Reproduce every record below exactly as written, leaving out any pictures.

- [SOURCE RECORDS]
— BEGIN —

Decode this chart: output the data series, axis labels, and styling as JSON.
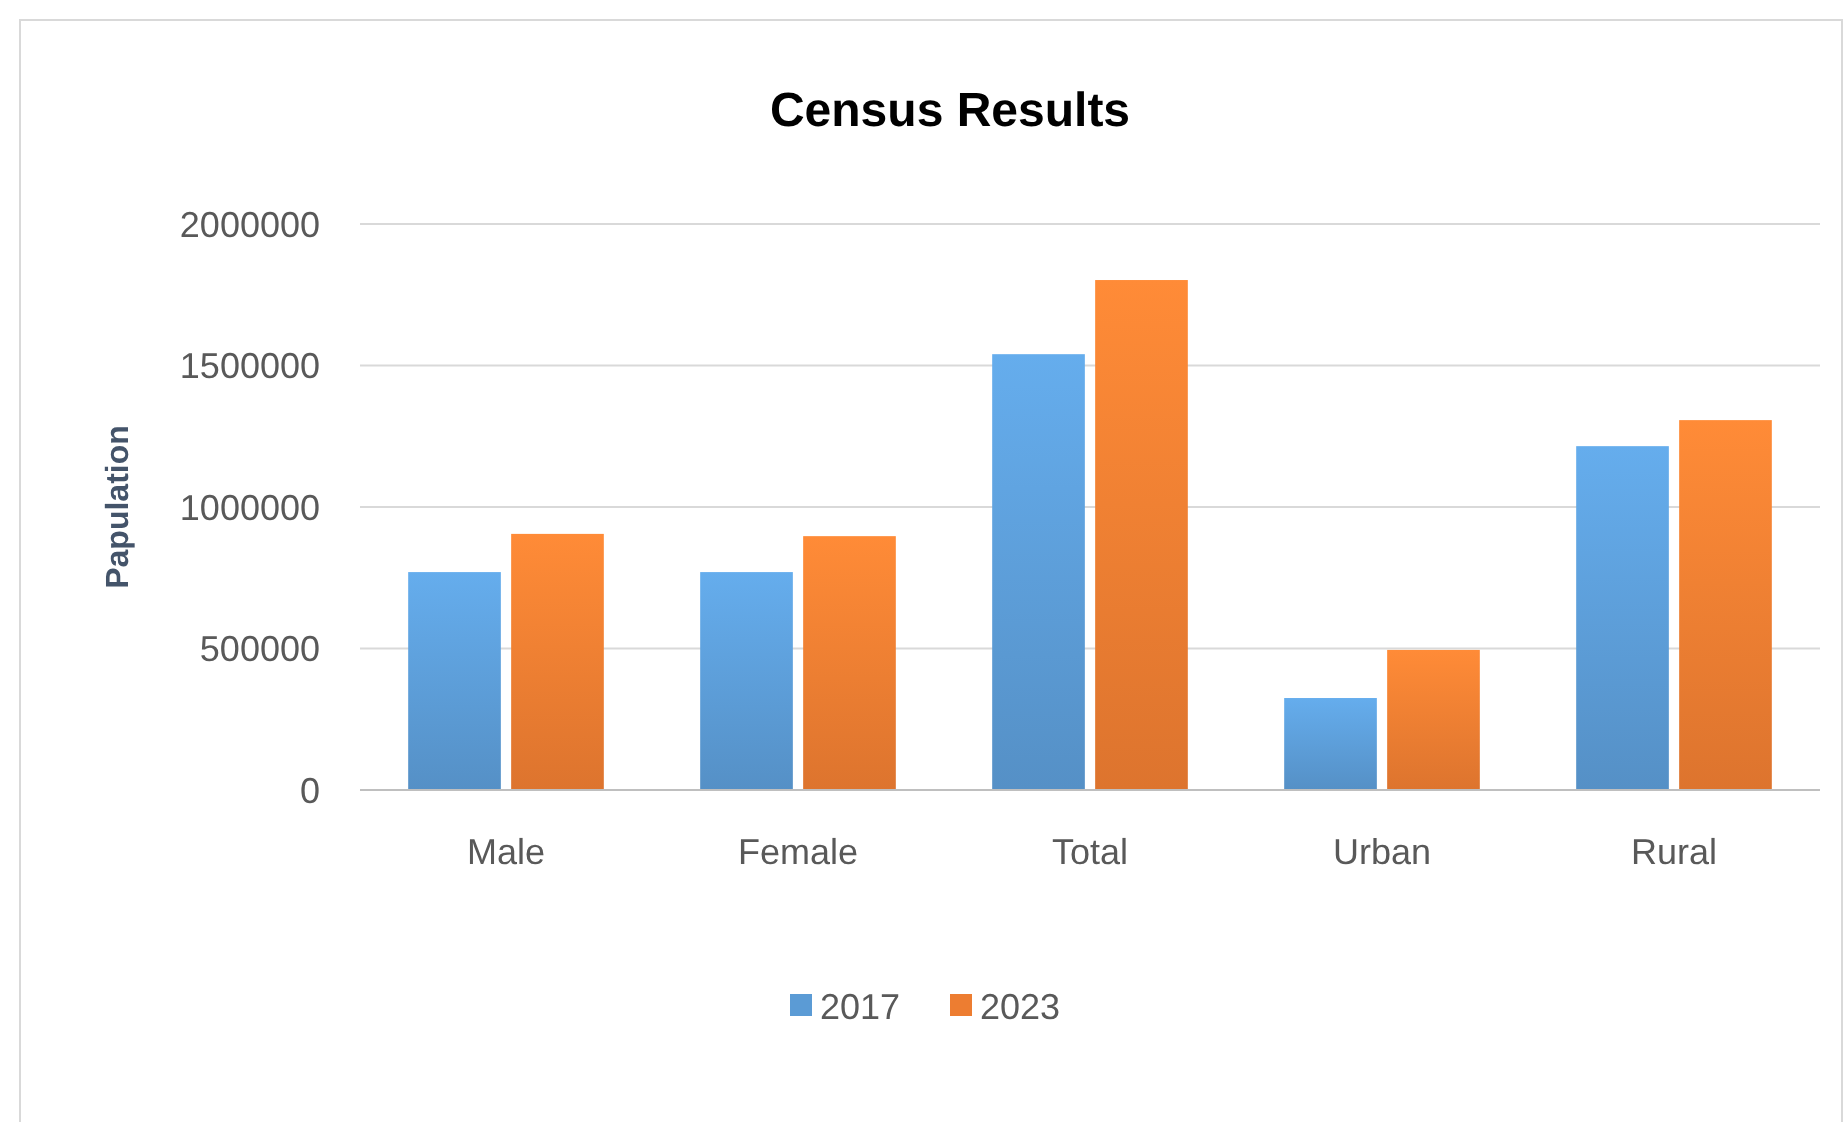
{
  "chart_data": {
    "type": "bar",
    "title": "Census Results",
    "ylabel": "Papulation",
    "categories": [
      "Male",
      "Female",
      "Total",
      "Urban",
      "Rural"
    ],
    "series": [
      {
        "name": "2017",
        "color": "#5b9bd5",
        "values": [
          770000,
          770000,
          1540000,
          325000,
          1215000
        ]
      },
      {
        "name": "2023",
        "color": "#ed7d31",
        "values": [
          905000,
          897000,
          1802000,
          495000,
          1307000
        ]
      }
    ],
    "ylim": [
      0,
      2000000
    ],
    "yticks": [
      0,
      500000,
      1000000,
      1500000,
      2000000
    ],
    "grid": "y",
    "legend": "bottom"
  }
}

— END —

- [RESULT OF THIS EXERCISE]
Decode this chart: output the data series, axis labels, and styling as JSON.
{
  "chart_data": {
    "type": "bar",
    "title": "Census Results",
    "ylabel": "Papulation",
    "categories": [
      "Male",
      "Female",
      "Total",
      "Urban",
      "Rural"
    ],
    "series": [
      {
        "name": "2017",
        "color": "#5b9bd5",
        "values": [
          770000,
          770000,
          1540000,
          325000,
          1215000
        ]
      },
      {
        "name": "2023",
        "color": "#ed7d31",
        "values": [
          905000,
          897000,
          1802000,
          495000,
          1307000
        ]
      }
    ],
    "ylim": [
      0,
      2000000
    ],
    "yticks": [
      0,
      500000,
      1000000,
      1500000,
      2000000
    ],
    "grid": "y",
    "legend": "bottom"
  }
}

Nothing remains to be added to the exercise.